The task ▸ List all lines in the material below that contain "solenoid".

Data provided ▸
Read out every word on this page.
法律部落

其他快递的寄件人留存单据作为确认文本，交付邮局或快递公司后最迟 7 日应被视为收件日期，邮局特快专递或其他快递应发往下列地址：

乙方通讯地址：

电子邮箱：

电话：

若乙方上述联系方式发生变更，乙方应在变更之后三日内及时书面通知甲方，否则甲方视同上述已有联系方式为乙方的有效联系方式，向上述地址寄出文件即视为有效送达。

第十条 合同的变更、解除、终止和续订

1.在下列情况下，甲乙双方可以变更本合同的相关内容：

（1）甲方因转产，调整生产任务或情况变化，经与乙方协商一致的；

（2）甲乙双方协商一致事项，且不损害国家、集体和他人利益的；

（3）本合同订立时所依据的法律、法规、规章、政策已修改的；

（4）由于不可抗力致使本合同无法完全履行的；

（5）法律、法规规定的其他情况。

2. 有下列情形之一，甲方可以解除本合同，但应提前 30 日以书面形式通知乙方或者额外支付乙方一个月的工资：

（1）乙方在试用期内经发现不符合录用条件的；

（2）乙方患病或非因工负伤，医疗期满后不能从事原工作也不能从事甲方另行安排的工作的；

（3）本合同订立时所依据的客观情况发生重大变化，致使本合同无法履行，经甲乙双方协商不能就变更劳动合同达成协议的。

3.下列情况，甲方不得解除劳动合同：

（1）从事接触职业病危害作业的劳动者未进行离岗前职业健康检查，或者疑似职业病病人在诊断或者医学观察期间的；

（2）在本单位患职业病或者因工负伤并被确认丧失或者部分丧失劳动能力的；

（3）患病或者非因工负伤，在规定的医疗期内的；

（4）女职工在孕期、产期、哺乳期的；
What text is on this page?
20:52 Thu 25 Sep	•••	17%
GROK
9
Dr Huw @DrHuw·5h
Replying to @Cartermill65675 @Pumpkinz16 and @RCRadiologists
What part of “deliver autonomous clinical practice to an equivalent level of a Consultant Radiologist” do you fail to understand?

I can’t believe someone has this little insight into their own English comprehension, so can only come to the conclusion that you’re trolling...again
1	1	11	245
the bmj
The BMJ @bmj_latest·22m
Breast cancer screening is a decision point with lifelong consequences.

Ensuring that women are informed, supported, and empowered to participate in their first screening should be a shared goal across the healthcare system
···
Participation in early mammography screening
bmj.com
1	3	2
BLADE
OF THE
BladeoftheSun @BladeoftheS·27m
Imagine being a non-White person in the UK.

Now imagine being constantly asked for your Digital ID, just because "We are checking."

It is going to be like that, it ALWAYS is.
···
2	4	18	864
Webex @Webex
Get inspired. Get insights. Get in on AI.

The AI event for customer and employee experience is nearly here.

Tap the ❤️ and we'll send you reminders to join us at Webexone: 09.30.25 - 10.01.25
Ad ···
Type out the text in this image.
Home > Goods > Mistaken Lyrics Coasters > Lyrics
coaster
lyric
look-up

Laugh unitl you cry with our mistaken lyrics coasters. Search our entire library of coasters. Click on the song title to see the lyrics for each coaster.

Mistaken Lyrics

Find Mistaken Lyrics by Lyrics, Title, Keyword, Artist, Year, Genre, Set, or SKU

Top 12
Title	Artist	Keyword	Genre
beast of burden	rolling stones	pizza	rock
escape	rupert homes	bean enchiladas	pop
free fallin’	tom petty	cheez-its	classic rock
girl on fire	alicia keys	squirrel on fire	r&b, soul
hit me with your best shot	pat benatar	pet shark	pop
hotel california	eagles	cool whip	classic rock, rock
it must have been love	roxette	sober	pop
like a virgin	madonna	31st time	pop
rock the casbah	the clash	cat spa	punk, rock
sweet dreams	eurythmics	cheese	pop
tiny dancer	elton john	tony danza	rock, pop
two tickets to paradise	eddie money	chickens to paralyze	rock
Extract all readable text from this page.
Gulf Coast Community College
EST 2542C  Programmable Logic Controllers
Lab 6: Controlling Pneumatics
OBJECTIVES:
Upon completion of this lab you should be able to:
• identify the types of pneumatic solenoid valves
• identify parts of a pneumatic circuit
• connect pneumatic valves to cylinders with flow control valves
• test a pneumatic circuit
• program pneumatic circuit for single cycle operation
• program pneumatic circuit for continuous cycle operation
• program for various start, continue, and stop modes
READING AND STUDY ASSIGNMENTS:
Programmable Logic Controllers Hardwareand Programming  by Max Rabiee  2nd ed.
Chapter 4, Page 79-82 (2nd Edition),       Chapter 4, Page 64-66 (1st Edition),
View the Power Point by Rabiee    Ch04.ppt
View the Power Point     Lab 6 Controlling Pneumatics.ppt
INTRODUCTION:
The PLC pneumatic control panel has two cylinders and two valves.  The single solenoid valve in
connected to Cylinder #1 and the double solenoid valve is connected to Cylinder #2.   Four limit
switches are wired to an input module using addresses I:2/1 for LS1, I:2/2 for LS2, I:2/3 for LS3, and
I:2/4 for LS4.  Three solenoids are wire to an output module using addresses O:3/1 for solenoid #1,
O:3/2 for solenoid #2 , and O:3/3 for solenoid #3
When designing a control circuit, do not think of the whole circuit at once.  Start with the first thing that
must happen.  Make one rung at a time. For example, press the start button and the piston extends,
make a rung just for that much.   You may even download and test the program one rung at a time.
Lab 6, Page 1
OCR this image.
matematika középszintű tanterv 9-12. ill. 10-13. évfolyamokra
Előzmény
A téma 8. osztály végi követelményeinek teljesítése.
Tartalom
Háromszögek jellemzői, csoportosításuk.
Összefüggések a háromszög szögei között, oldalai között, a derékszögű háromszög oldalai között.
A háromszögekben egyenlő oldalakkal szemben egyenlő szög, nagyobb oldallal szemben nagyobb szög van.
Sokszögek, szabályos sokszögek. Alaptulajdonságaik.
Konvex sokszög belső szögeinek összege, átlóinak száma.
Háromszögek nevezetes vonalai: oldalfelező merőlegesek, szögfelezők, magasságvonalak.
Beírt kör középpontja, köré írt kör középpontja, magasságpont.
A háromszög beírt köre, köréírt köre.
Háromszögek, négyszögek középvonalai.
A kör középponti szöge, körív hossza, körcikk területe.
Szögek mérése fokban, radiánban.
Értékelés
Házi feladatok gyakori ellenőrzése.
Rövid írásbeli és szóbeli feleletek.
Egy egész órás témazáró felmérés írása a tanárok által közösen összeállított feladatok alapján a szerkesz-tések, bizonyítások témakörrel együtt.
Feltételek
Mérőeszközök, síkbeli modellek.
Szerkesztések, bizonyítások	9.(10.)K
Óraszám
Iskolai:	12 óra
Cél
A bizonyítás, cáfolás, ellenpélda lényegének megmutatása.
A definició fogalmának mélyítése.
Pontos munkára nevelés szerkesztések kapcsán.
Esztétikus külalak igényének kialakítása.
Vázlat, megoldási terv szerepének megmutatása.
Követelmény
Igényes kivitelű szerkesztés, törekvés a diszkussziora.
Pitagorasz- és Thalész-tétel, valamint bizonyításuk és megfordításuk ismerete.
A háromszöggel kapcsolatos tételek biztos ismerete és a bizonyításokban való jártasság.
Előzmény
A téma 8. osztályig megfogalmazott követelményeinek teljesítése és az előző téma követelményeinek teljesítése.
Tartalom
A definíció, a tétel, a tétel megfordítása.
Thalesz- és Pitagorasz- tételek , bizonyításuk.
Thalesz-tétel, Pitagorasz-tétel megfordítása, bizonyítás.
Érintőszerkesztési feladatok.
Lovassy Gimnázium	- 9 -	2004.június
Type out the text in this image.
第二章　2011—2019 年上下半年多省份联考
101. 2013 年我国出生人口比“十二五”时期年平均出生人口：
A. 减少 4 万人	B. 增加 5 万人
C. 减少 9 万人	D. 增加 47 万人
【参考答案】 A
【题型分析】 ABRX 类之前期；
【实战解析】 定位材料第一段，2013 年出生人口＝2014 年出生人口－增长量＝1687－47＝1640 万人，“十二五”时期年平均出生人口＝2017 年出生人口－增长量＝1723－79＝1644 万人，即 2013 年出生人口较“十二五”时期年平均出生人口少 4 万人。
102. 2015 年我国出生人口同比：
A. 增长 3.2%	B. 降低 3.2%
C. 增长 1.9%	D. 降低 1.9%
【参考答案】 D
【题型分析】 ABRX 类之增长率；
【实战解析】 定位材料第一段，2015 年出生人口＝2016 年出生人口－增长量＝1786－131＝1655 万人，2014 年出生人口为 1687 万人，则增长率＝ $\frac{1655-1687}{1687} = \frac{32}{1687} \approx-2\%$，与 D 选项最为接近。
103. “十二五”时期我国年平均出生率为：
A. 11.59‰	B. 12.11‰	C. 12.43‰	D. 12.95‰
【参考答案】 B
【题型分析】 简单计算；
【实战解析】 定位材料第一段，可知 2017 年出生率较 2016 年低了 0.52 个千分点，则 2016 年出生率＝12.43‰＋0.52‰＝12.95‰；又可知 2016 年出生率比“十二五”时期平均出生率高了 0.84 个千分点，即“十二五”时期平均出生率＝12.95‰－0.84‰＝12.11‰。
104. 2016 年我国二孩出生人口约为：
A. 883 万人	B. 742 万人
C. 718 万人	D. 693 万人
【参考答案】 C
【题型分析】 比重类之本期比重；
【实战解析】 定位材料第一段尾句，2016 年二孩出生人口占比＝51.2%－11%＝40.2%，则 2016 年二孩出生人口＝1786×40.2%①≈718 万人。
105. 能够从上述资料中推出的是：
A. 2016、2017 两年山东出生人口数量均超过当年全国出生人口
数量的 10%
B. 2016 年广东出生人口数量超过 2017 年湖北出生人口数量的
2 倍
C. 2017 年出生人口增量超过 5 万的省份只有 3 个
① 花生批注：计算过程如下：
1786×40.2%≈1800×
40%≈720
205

Response below ▸
• identify the types of pneumatic solenoid valves
The PLC pneumatic control panel has two cylinders and two valves.  The single solenoid valve in
connected to Cylinder #1 and the double solenoid valve is connected to Cylinder #2.   Four limit
I:2/4 for LS4.  Three solenoids are wire to an output module using addresses O:3/1 for solenoid #1,
O:3/2 for solenoid #2 , and O:3/3 for solenoid #3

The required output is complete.